* _TASK OBJECTIVE_
Exclude the pictures and return every line exactly as written.

-------

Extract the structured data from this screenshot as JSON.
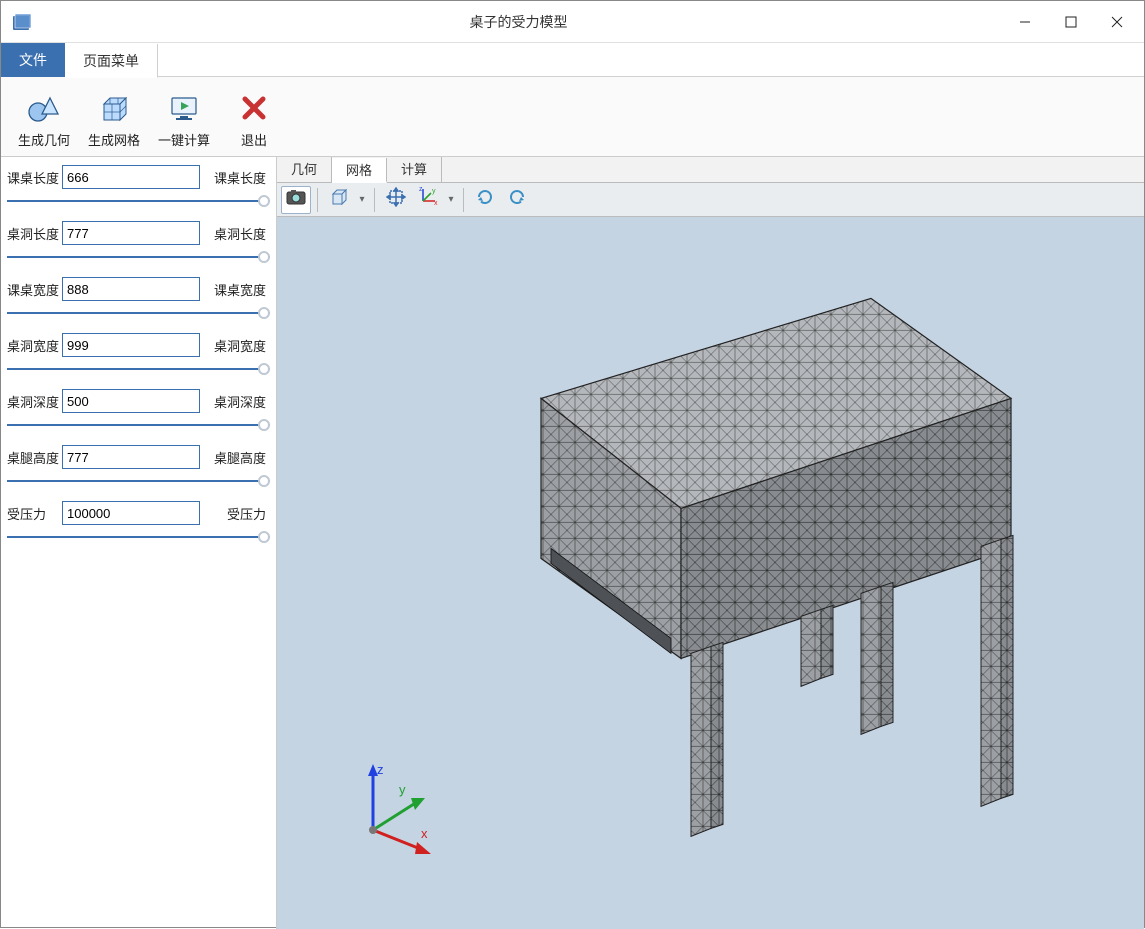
{
  "window": {
    "title": "桌子的受力模型"
  },
  "menubar": {
    "file": "文件",
    "page_menu": "页面菜单"
  },
  "ribbon": {
    "gen_geom": "生成几何",
    "gen_mesh": "生成网格",
    "one_click": "一键计算",
    "exit": "退出"
  },
  "sidebar": {
    "params": [
      {
        "label": "课桌长度",
        "value": "666",
        "right": "课桌长度"
      },
      {
        "label": "桌洞长度",
        "value": "777",
        "right": "桌洞长度"
      },
      {
        "label": "课桌宽度",
        "value": "888",
        "right": "课桌宽度"
      },
      {
        "label": "桌洞宽度",
        "value": "999",
        "right": "桌洞宽度"
      },
      {
        "label": "桌洞深度",
        "value": "500",
        "right": "桌洞深度"
      },
      {
        "label": "桌腿高度",
        "value": "777",
        "right": "桌腿高度"
      },
      {
        "label": "受压力",
        "value": "100000",
        "right": "受压力"
      }
    ]
  },
  "content_tabs": {
    "geom": "几何",
    "mesh": "网格",
    "calc": "计算"
  },
  "axes": {
    "x": "x",
    "y": "y",
    "z": "z"
  }
}
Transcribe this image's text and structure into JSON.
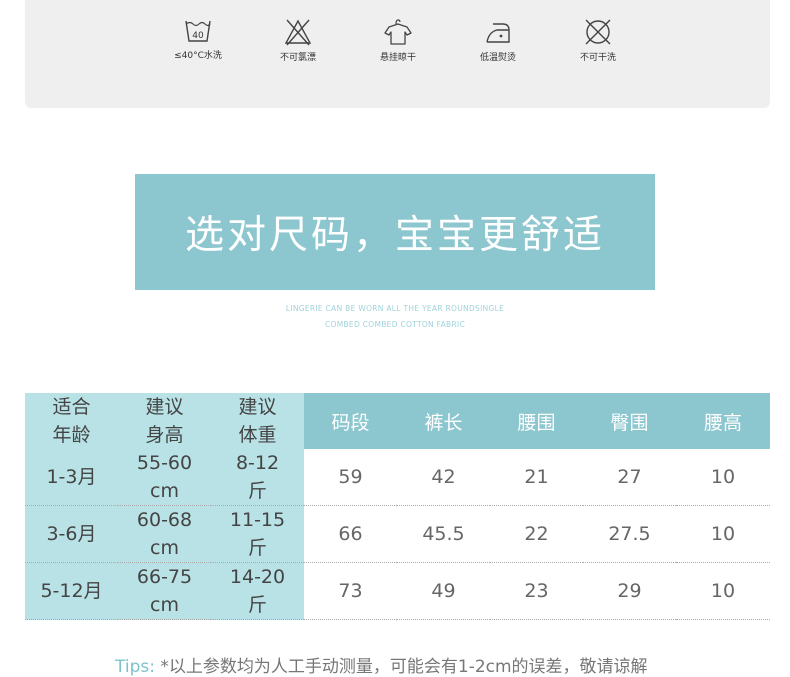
{
  "care": {
    "items": [
      {
        "icon": "wash-40-icon",
        "label": "≤40°C水洗",
        "temp": "40"
      },
      {
        "icon": "no-bleach-icon",
        "label": "不可氯漂"
      },
      {
        "icon": "hang-dry-icon",
        "label": "悬挂晾干"
      },
      {
        "icon": "low-iron-icon",
        "label": "低温熨烫"
      },
      {
        "icon": "no-dry-clean-icon",
        "label": "不可干洗"
      }
    ]
  },
  "banner": {
    "title": "选对尺码，宝宝更舒适",
    "sub1": "LINGERIE CAN BE WORN ALL THE YEAR ROUNDSINGLE",
    "sub2": "COMBED COMBED COTTON FABRIC"
  },
  "table": {
    "headers": [
      {
        "l1": "适合",
        "l2": "年龄"
      },
      {
        "l1": "建议",
        "l2": "身高"
      },
      {
        "l1": "建议",
        "l2": "体重"
      },
      {
        "l1": "码段"
      },
      {
        "l1": "裤长"
      },
      {
        "l1": "腰围"
      },
      {
        "l1": "臀围"
      },
      {
        "l1": "腰高"
      }
    ],
    "rows": [
      {
        "age": "1-3月",
        "height_l1": "55-60",
        "height_l2": "cm",
        "weight_l1": "8-12",
        "weight_l2": "斤",
        "vals": [
          "59",
          "42",
          "21",
          "27",
          "10"
        ]
      },
      {
        "age": "3-6月",
        "height_l1": "60-68",
        "height_l2": "cm",
        "weight_l1": "11-15",
        "weight_l2": "斤",
        "vals": [
          "66",
          "45.5",
          "22",
          "27.5",
          "10"
        ]
      },
      {
        "age": "5-12月",
        "height_l1": "66-75",
        "height_l2": "cm",
        "weight_l1": "14-20",
        "weight_l2": "斤",
        "vals": [
          "73",
          "49",
          "23",
          "29",
          "10"
        ]
      }
    ]
  },
  "tips": {
    "label": "Tips:",
    "text": "*以上参数均为人工手动测量，可能会有1-2cm的误差，敬请谅解"
  },
  "colors": {
    "accent": "#8cc6cf",
    "light_accent": "#b9e2e6",
    "panel": "#efefef"
  }
}
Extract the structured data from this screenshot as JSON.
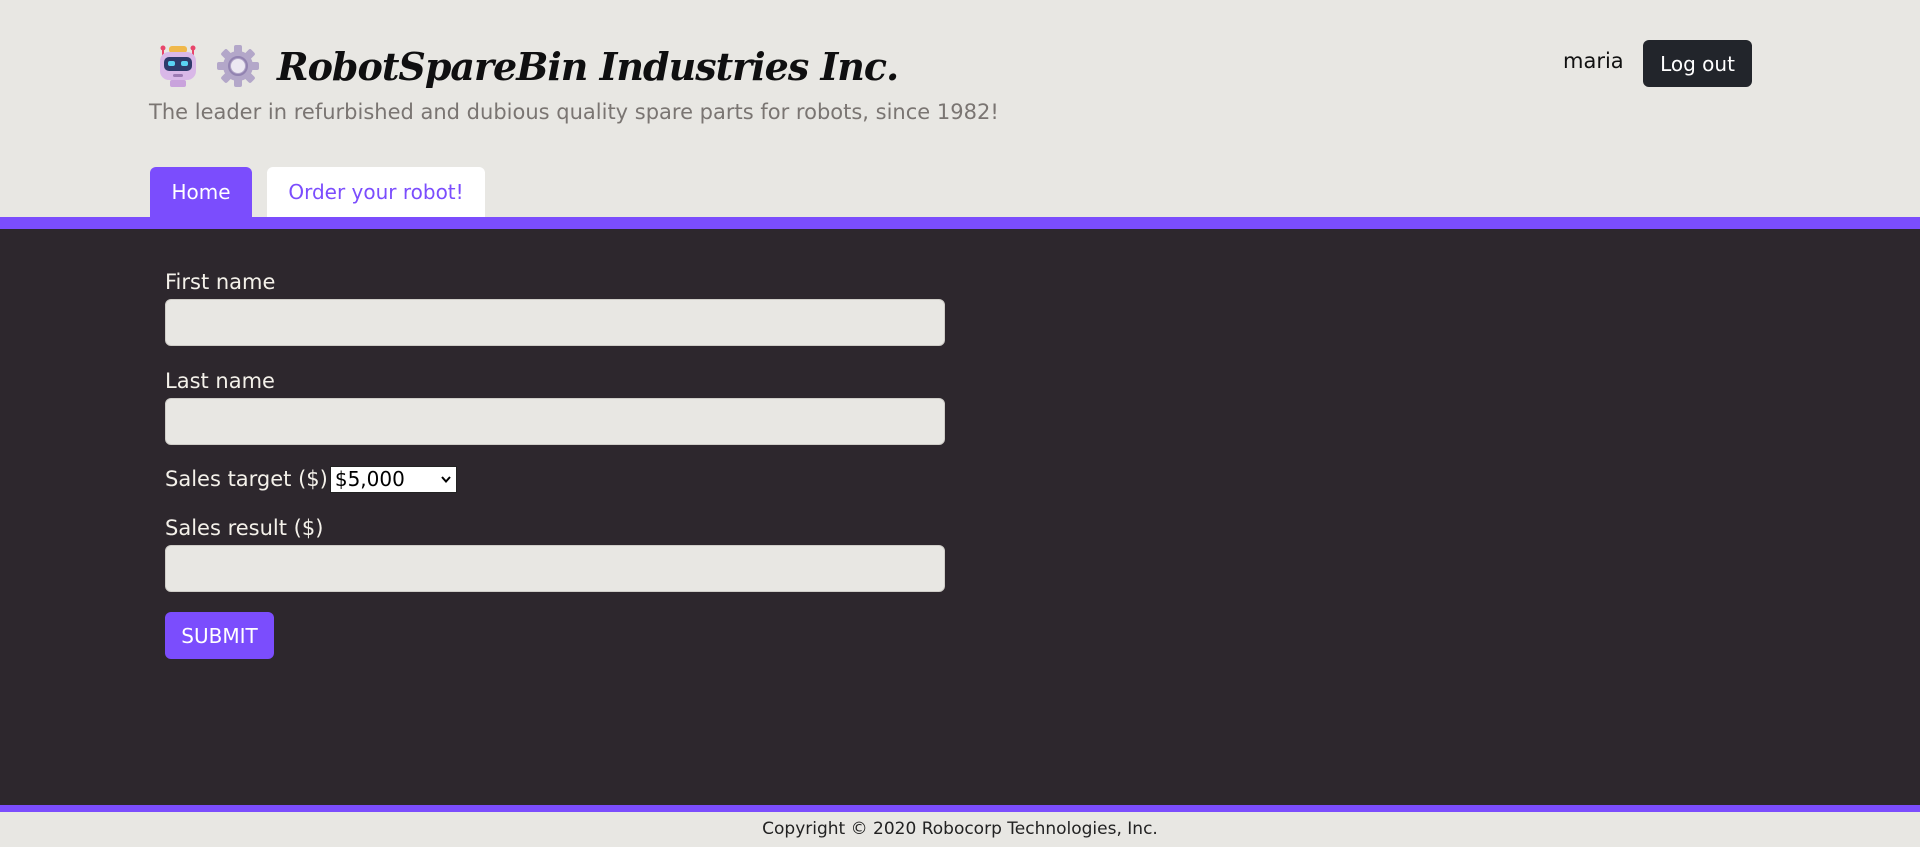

-------

* _SOLUTION FOR THIS PROBLEM_
Extract the structured data from this screenshot as JSON.
{
  "window": {
    "title": "桌子的受力模型"
  },
  "menubar": {
    "file": "文件",
    "page_menu": "页面菜单"
  },
  "ribbon": {
    "gen_geom": "生成几何",
    "gen_mesh": "生成网格",
    "one_click": "一键计算",
    "exit": "退出"
  },
  "sidebar": {
    "params": [
      {
        "label": "课桌长度",
        "value": "666",
        "right": "课桌长度"
      },
      {
        "label": "桌洞长度",
        "value": "777",
        "right": "桌洞长度"
      },
      {
        "label": "课桌宽度",
        "value": "888",
        "right": "课桌宽度"
      },
      {
        "label": "桌洞宽度",
        "value": "999",
        "right": "桌洞宽度"
      },
      {
        "label": "桌洞深度",
        "value": "500",
        "right": "桌洞深度"
      },
      {
        "label": "桌腿高度",
        "value": "777",
        "right": "桌腿高度"
      },
      {
        "label": "受压力",
        "value": "100000",
        "right": "受压力"
      }
    ]
  },
  "content_tabs": {
    "geom": "几何",
    "mesh": "网格",
    "calc": "计算"
  },
  "axes": {
    "x": "x",
    "y": "y",
    "z": "z"
  }
}
Transcribe this image's text and structure into JSON.
{
  "care": {
    "items": [
      {
        "icon": "wash-40-icon",
        "label": "≤40°C水洗",
        "temp": "40"
      },
      {
        "icon": "no-bleach-icon",
        "label": "不可氯漂"
      },
      {
        "icon": "hang-dry-icon",
        "label": "悬挂晾干"
      },
      {
        "icon": "low-iron-icon",
        "label": "低温熨烫"
      },
      {
        "icon": "no-dry-clean-icon",
        "label": "不可干洗"
      }
    ]
  },
  "banner": {
    "title": "选对尺码，宝宝更舒适",
    "sub1": "LINGERIE CAN BE WORN ALL THE YEAR ROUNDSINGLE",
    "sub2": "COMBED COMBED COTTON FABRIC"
  },
  "table": {
    "headers": [
      {
        "l1": "适合",
        "l2": "年龄"
      },
      {
        "l1": "建议",
        "l2": "身高"
      },
      {
        "l1": "建议",
        "l2": "体重"
      },
      {
        "l1": "码段"
      },
      {
        "l1": "裤长"
      },
      {
        "l1": "腰围"
      },
      {
        "l1": "臀围"
      },
      {
        "l1": "腰高"
      }
    ],
    "rows": [
      {
        "age": "1-3月",
        "height_l1": "55-60",
        "height_l2": "cm",
        "weight_l1": "8-12",
        "weight_l2": "斤",
        "vals": [
          "59",
          "42",
          "21",
          "27",
          "10"
        ]
      },
      {
        "age": "3-6月",
        "height_l1": "60-68",
        "height_l2": "cm",
        "weight_l1": "11-15",
        "weight_l2": "斤",
        "vals": [
          "66",
          "45.5",
          "22",
          "27.5",
          "10"
        ]
      },
      {
        "age": "5-12月",
        "height_l1": "66-75",
        "height_l2": "cm",
        "weight_l1": "14-20",
        "weight_l2": "斤",
        "vals": [
          "73",
          "49",
          "23",
          "29",
          "10"
        ]
      }
    ]
  },
  "tips": {
    "label": "Tips:",
    "text": "*以上参数均为人工手动测量，可能会有1-2cm的误差，敬请谅解"
  },
  "colors": {
    "accent": "#8cc6cf",
    "light_accent": "#b9e2e6",
    "panel": "#efefef"
  }
}
Extract the structured data from this screenshot as JSON.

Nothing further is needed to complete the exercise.